▶ **Task input**:
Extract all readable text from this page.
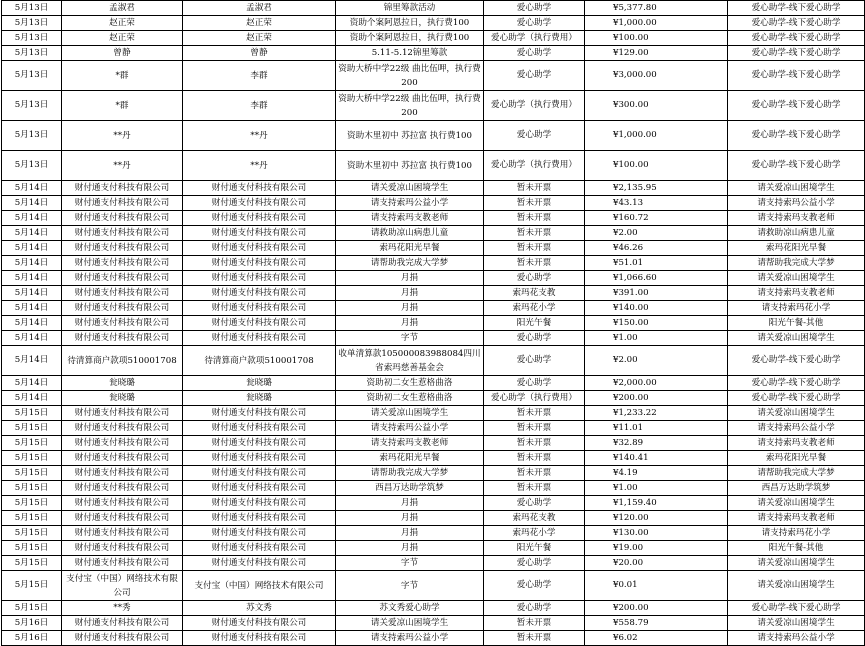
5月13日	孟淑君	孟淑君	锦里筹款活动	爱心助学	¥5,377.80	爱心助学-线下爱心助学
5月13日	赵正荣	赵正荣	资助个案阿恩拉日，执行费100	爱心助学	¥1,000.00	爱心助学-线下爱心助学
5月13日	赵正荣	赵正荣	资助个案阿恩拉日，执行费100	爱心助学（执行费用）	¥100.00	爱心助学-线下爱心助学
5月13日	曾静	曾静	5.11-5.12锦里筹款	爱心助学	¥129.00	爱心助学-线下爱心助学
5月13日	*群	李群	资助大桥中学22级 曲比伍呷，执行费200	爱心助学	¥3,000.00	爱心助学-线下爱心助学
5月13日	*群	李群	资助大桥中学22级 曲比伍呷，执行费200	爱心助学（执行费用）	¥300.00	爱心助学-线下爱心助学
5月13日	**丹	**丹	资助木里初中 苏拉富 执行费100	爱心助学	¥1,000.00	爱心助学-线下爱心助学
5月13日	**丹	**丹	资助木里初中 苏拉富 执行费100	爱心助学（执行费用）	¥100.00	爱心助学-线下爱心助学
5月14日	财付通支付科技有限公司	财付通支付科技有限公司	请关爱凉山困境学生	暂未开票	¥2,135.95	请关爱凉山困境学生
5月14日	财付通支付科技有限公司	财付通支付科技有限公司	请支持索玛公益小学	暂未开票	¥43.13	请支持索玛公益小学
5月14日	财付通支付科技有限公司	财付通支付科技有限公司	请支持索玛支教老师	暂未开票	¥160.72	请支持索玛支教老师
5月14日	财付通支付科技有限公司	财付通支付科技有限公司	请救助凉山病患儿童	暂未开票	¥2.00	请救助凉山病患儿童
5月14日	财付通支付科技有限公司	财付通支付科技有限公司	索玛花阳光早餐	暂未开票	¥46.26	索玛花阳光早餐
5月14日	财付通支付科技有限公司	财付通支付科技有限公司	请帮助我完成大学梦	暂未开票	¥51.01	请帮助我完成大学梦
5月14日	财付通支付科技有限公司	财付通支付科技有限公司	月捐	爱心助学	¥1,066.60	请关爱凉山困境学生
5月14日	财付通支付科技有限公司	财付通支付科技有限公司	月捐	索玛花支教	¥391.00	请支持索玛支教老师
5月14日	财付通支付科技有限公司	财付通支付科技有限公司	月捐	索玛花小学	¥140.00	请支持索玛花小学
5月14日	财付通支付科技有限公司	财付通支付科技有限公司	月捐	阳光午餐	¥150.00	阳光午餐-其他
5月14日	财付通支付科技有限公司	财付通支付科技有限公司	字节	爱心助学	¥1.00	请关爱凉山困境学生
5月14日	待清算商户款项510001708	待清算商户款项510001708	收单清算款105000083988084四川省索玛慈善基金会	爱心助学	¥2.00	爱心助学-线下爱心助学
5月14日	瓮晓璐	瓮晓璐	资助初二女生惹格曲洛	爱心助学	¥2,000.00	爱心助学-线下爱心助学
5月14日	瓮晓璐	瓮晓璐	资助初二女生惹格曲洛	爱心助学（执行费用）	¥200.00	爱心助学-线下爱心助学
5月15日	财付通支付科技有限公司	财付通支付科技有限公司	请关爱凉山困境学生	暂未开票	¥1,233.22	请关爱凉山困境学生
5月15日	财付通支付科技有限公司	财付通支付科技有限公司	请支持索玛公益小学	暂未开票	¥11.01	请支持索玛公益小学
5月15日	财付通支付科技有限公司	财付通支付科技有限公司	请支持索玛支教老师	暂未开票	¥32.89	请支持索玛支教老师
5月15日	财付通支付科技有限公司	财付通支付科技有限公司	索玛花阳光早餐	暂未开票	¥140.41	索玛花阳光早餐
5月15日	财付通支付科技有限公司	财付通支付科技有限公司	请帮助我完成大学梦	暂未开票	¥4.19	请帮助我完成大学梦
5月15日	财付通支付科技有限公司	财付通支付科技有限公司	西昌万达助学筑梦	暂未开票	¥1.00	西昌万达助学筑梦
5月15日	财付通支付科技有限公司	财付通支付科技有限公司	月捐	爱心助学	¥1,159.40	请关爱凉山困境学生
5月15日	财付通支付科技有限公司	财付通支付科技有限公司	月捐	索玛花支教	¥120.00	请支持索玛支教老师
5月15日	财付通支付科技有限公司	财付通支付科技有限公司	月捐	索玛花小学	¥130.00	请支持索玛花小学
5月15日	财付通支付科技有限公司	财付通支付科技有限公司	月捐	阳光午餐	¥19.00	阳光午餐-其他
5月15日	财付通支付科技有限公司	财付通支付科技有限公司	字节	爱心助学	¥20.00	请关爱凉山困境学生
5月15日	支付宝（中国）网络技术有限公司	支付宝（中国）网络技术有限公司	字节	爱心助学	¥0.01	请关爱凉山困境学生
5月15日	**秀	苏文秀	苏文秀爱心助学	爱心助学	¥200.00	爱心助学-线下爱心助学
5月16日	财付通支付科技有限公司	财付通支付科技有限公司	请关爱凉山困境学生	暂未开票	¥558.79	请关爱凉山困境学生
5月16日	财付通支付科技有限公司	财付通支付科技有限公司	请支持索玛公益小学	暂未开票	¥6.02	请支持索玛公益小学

---

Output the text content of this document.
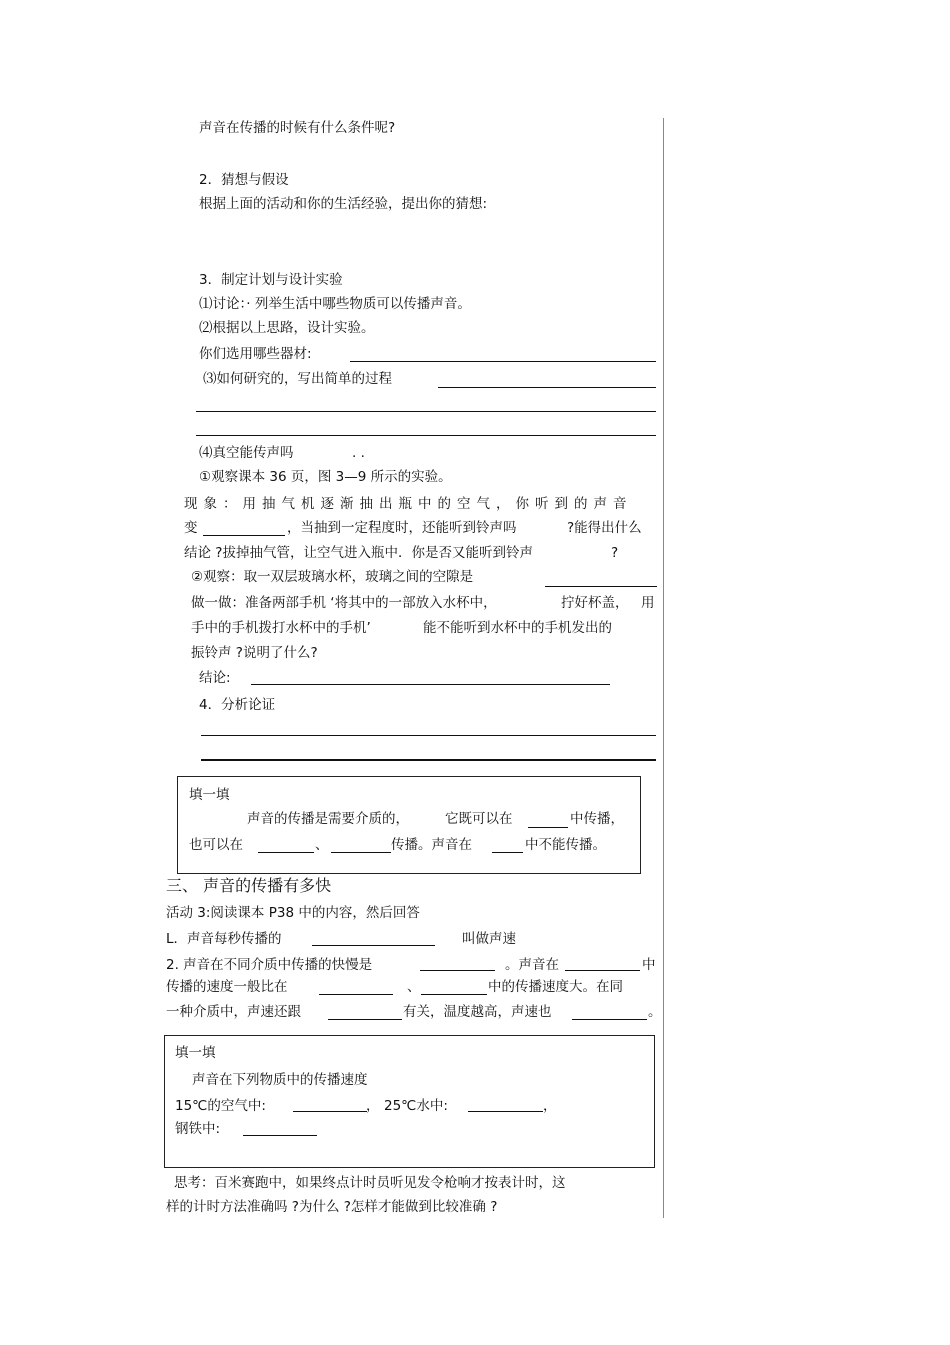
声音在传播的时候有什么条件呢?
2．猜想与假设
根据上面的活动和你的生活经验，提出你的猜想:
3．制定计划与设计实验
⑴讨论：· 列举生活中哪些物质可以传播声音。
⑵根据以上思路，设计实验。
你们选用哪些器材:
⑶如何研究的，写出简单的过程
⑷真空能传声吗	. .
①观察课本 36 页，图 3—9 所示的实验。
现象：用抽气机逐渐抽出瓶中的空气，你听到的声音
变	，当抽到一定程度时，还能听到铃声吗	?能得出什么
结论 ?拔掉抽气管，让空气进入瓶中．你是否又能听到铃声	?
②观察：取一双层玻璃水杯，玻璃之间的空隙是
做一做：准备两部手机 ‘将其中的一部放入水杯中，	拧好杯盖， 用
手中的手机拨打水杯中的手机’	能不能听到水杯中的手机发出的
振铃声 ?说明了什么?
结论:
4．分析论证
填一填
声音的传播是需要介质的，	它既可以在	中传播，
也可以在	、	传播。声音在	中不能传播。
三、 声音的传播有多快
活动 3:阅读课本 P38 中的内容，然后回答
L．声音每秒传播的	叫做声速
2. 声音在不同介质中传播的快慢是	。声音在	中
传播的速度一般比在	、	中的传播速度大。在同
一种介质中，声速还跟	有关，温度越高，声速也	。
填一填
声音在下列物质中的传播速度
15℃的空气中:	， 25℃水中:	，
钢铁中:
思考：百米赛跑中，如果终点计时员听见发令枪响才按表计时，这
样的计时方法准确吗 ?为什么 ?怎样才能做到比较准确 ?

▶ **Your task**: Make a copy of each line that contains the string "资助初二女生惹格曲洛".

▶ **Finished answer**:
5月14日	瓮晓璐	瓮晓璐	资助初二女生惹格曲洛	爱心助学	¥2,000.00	爱心助学-线下爱心助学
5月14日	瓮晓璐	瓮晓璐	资助初二女生惹格曲洛	爱心助学（执行费用）	¥200.00	爱心助学-线下爱心助学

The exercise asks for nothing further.